— start of THE INPUT —
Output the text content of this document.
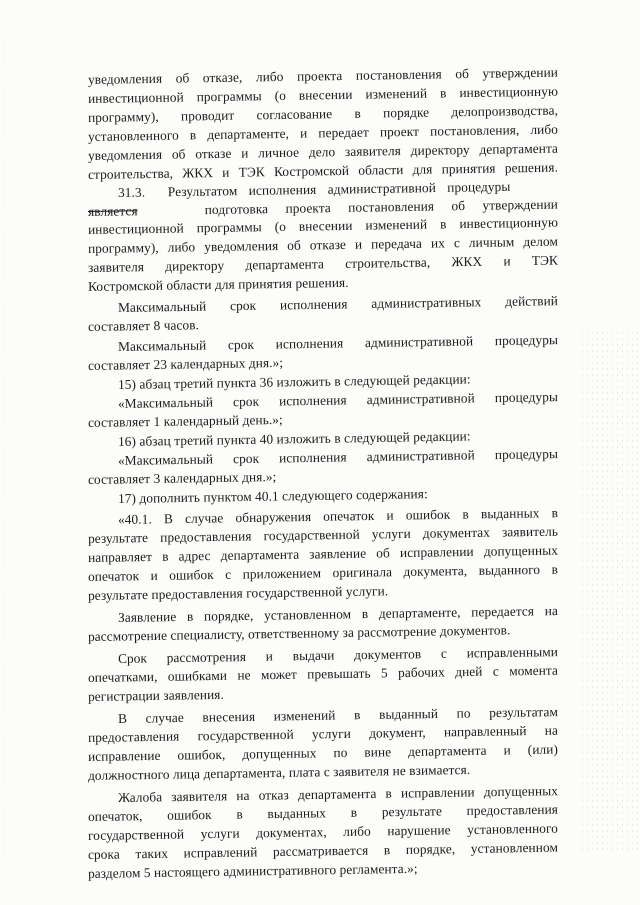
уведомления об отказе, либо проекта постановления об утверждении
инвестиционной программы (о внесении изменений в инвестиционную
программу), проводит согласование в порядке делопроизводства,
установленного в департаменте, и передает проект постановления, либо
уведомления об отказе и личное дело заявителя директору департамента
строительства, ЖКХ и ТЭК Костромской области для принятия решения.
31.3. Результатом исполнения административной процедуры
является	подготовка проекта постановления об утверждении
инвестиционной программы (о внесении изменений в инвестиционную
программу), либо уведомления об отказе и передача их с личным делом
заявителя директору департамента строительства, ЖКХ и ТЭК
Костромской области для принятия решения.
Максимальный срок исполнения административных действий
составляет 8 часов.
Максимальный срок исполнения административной процедуры
составляет 23 календарных дня.»;
15) абзац третий пункта 36 изложить в следующей редакции:
«Максимальный срок исполнения административной процедуры
составляет 1 календарный день.»;
16) абзац третий пункта 40 изложить в следующей редакции:
«Максимальный срок исполнения административной процедуры
составляет 3 календарных дня.»;
17) дополнить пунктом 40.1 следующего содержания:
«40.1. В случае обнаружения опечаток и ошибок в выданных в
результате предоставления государственной услуги документах заявитель
направляет в адрес департамента заявление об исправлении допущенных
опечаток и ошибок с приложением оригинала документа, выданного в
результате предоставления государственной услуги.
Заявление в порядке, установленном в департаменте, передается на
рассмотрение специалисту, ответственному за рассмотрение документов.
Срок рассмотрения и выдачи документов с исправленными
опечатками, ошибками не может превышать 5 рабочих дней с момента
регистрации заявления.
В случае внесения изменений в выданный по результатам
предоставления государственной услуги документ, направленный на
исправление ошибок, допущенных по вине департамента и (или)
должностного лица департамента, плата с заявителя не взимается.
Жалоба заявителя на отказ департамента в исправлении допущенных
опечаток, ошибок в выданных в результате предоставления
государственной услуги документах, либо нарушение установленного
срока таких исправлений рассматривается в порядке, установленном
разделом 5 настоящего административного регламента.»;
— end of THE INPUT —
# WORK TO BE COMPLETED
Quote the listing above in full, except for the pictures.

# ANSWER FOR THIS EXERCISE
Output the text content of this document.
уведомления об отказе, либо проекта постановления об утверждении
инвестиционной программы (о внесении изменений в инвестиционную
программу), проводит согласование в порядке делопроизводства,
установленного в департаменте, и передает проект постановления, либо
уведомления об отказе и личное дело заявителя директору департамента
строительства, ЖКХ и ТЭК Костромской области для принятия решения.
31.3. Результатом исполнения административной процедуры
является	подготовка проекта постановления об утверждении
инвестиционной программы (о внесении изменений в инвестиционную
программу), либо уведомления об отказе и передача их с личным делом
заявителя директору департамента строительства, ЖКХ и ТЭК
Костромской области для принятия решения.
Максимальный срок исполнения административных действий
составляет 8 часов.
Максимальный срок исполнения административной процедуры
составляет 23 календарных дня.»;
15) абзац третий пункта 36 изложить в следующей редакции:
«Максимальный срок исполнения административной процедуры
составляет 1 календарный день.»;
16) абзац третий пункта 40 изложить в следующей редакции:
«Максимальный срок исполнения административной процедуры
составляет 3 календарных дня.»;
17) дополнить пунктом 40.1 следующего содержания:
«40.1. В случае обнаружения опечаток и ошибок в выданных в
результате предоставления государственной услуги документах заявитель
направляет в адрес департамента заявление об исправлении допущенных
опечаток и ошибок с приложением оригинала документа, выданного в
результате предоставления государственной услуги.
Заявление в порядке, установленном в департаменте, передается на
рассмотрение специалисту, ответственному за рассмотрение документов.
Срок рассмотрения и выдачи документов с исправленными
опечатками, ошибками не может превышать 5 рабочих дней с момента
регистрации заявления.
В случае внесения изменений в выданный по результатам
предоставления государственной услуги документ, направленный на
исправление ошибок, допущенных по вине департамента и (или)
должностного лица департамента, плата с заявителя не взимается.
Жалоба заявителя на отказ департамента в исправлении допущенных
опечаток, ошибок в выданных в результате предоставления
государственной услуги документах, либо нарушение установленного
срока таких исправлений рассматривается в порядке, установленном
разделом 5 настоящего административного регламента.»;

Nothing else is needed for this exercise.